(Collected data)
▼
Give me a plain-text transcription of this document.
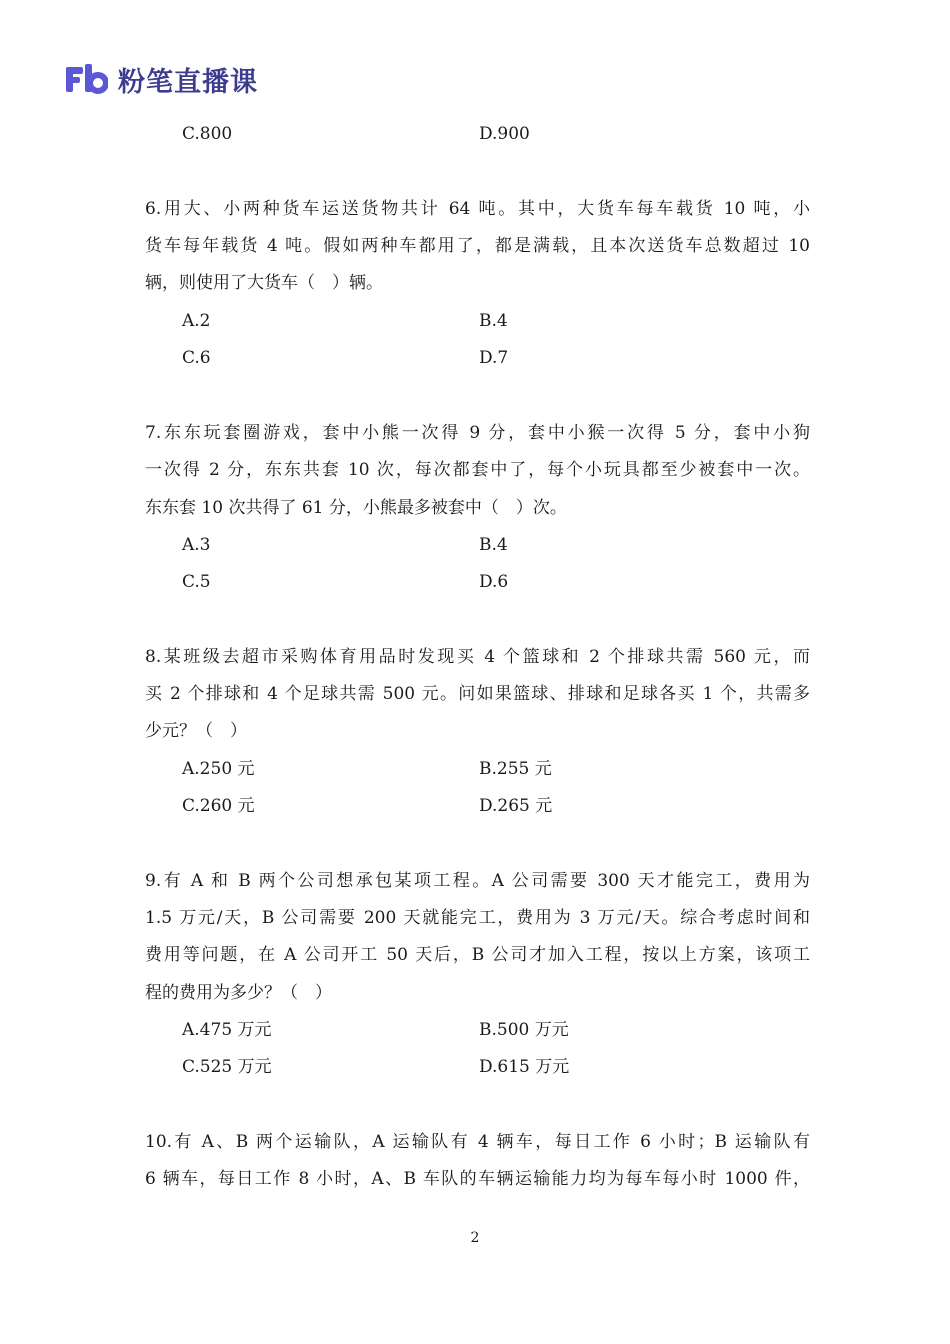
粉笔直播课
C.800	D.900
6.用大、小两种货车运送货物共计 64 吨。其中，大货车每车载货 10 吨，小
货车每年载货 4 吨。假如两种车都用了，都是满载，且本次送货车总数超过 10
辆，则使用了大货车（　）辆。
A.2	B.4
C.6	D.7
7.东东玩套圈游戏，套中小熊一次得 9 分，套中小猴一次得 5 分，套中小狗
一次得 2 分，东东共套 10 次，每次都套中了，每个小玩具都至少被套中一次。
东东套 10 次共得了 61 分，小熊最多被套中（　）次。
A.3	B.4
C.5	D.6
8.某班级去超市采购体育用品时发现买 4 个篮球和 2 个排球共需 560 元，而
买 2 个排球和 4 个足球共需 500 元。问如果篮球、排球和足球各买 1 个，共需多
少元？（　）
A.250 元	B.255 元
C.260 元	D.265 元
9.有 A 和 B 两个公司想承包某项工程。A 公司需要 300 天才能完工，费用为
1.5 万元/天，B 公司需要 200 天就能完工，费用为 3 万元/天。综合考虑时间和
费用等问题，在 A 公司开工 50 天后，B 公司才加入工程，按以上方案，该项工
程的费用为多少？（　）
A.475 万元	B.500 万元
C.525 万元	D.615 万元
10.有 A、B 两个运输队，A 运输队有 4 辆车，每日工作 6 小时；B 运输队有
6 辆车，每日工作 8 小时，A、B 车队的车辆运输能力均为每车每小时 1000 件，
2
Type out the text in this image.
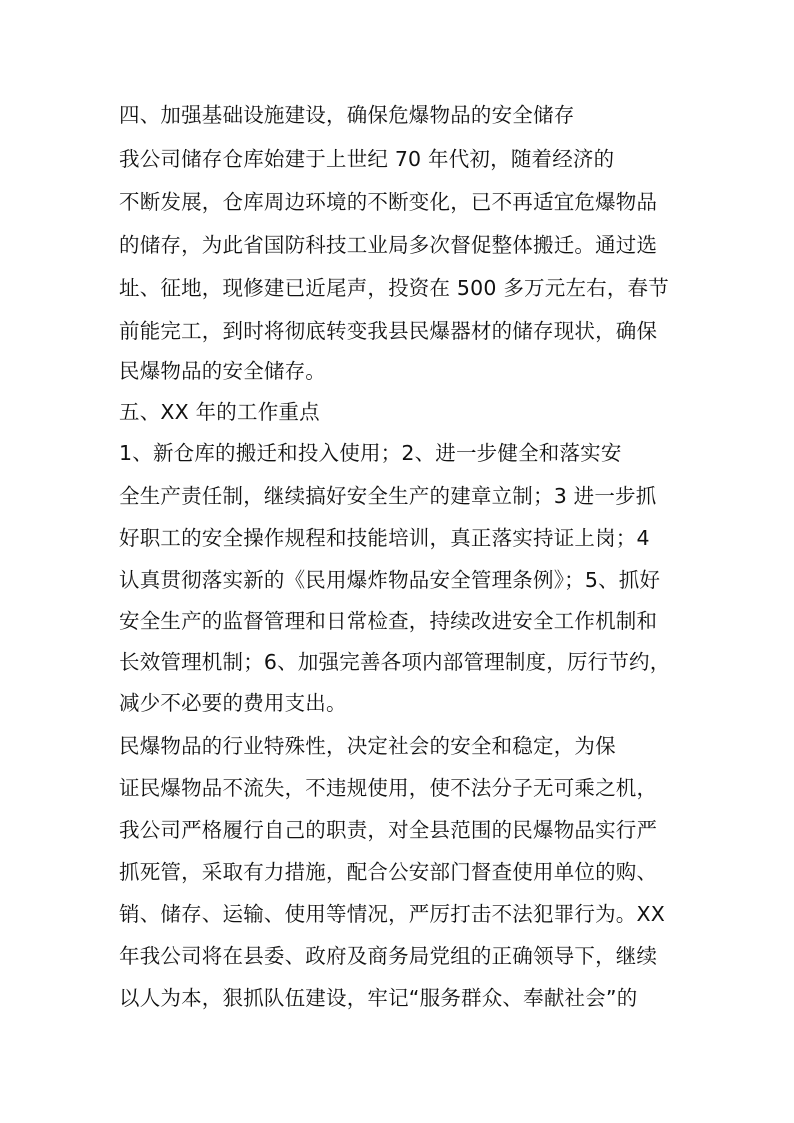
四、加强基础设施建设，确保危爆物品的安全储存
我公司储存仓库始建于上世纪 70 年代初，随着经济的
不断发展，仓库周边环境的不断变化，已不再适宜危爆物品
的储存，为此省国防科技工业局多次督促整体搬迁。通过选
址、征地，现修建已近尾声，投资在 500 多万元左右，春节
前能完工，到时将彻底转变我县民爆器材的储存现状，确保
民爆物品的安全储存。
五、XX 年的工作重点
1、新仓库的搬迁和投入使用；2、进一步健全和落实安
全生产责任制，继续搞好安全生产的建章立制；3 进一步抓
好职工的安全操作规程和技能培训，真正落实持证上岗；4
认真贯彻落实新的《民用爆炸物品安全管理条例》；5、抓好
安全生产的监督管理和日常检查，持续改进安全工作机制和
长效管理机制；6、加强完善各项内部管理制度，厉行节约，
减少不必要的费用支出。
民爆物品的行业特殊性，决定社会的安全和稳定，为保
证民爆物品不流失，不违规使用，使不法分子无可乘之机，
我公司严格履行自己的职责，对全县范围的民爆物品实行严
抓死管，采取有力措施，配合公安部门督查使用单位的购、
销、储存、运输、使用等情况，严厉打击不法犯罪行为。XX
年我公司将在县委、政府及商务局党组的正确领导下，继续
以人为本，狠抓队伍建设，牢记“服务群众、奉献社会”的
▲
Counting only lines of the data above that hold "公司需要", report the total and nothing else.

__Written answer__. 2